___ DATA IN THIS EXERCISE ___

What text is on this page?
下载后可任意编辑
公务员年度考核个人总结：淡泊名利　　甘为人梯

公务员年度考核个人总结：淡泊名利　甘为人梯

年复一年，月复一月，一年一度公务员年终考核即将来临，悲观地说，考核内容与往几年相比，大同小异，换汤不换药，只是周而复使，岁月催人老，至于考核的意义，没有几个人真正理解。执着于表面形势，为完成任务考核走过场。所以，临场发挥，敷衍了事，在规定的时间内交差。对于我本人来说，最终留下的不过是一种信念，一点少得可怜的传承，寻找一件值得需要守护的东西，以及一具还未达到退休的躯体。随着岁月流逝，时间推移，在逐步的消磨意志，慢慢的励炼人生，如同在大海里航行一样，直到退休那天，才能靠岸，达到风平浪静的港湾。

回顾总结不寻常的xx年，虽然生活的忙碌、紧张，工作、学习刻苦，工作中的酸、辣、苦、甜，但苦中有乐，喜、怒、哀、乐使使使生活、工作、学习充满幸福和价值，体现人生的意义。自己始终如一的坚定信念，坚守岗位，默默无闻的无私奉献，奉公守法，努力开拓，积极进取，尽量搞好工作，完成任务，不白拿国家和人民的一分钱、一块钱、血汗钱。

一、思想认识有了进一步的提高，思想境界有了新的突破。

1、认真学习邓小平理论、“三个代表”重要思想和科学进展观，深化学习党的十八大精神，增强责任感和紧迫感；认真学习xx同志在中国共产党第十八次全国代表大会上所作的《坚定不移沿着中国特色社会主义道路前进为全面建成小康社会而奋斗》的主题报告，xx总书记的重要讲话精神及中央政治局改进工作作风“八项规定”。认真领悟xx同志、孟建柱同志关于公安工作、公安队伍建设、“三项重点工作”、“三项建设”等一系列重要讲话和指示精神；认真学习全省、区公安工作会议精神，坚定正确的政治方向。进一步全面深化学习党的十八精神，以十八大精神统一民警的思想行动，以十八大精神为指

___

• EXERCISE DIRECTIONS: Return every line in the listing that contains the word "公务员年度考核个人总结".

• EXERCISE ANSWER:
公务员年度考核个人总结：淡泊名利　　甘为人梯
公务员年度考核个人总结：淡泊名利　甘为人梯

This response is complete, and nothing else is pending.